■ **Problem details**: What is the number of lines containing the word "before"? Please answer with that number and nothing more.

-- Begin Supplied material --

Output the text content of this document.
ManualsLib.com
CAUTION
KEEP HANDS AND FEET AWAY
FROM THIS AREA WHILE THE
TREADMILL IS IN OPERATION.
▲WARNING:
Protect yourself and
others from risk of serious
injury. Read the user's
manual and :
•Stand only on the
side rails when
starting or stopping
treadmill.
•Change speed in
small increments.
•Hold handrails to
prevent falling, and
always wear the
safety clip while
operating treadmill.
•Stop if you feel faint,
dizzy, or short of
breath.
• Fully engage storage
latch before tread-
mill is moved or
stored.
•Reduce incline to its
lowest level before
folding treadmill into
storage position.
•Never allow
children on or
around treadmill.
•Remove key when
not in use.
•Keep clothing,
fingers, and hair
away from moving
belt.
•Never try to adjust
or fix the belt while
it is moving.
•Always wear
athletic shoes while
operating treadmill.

-- End Supplied material --

■ **Written solution**: 2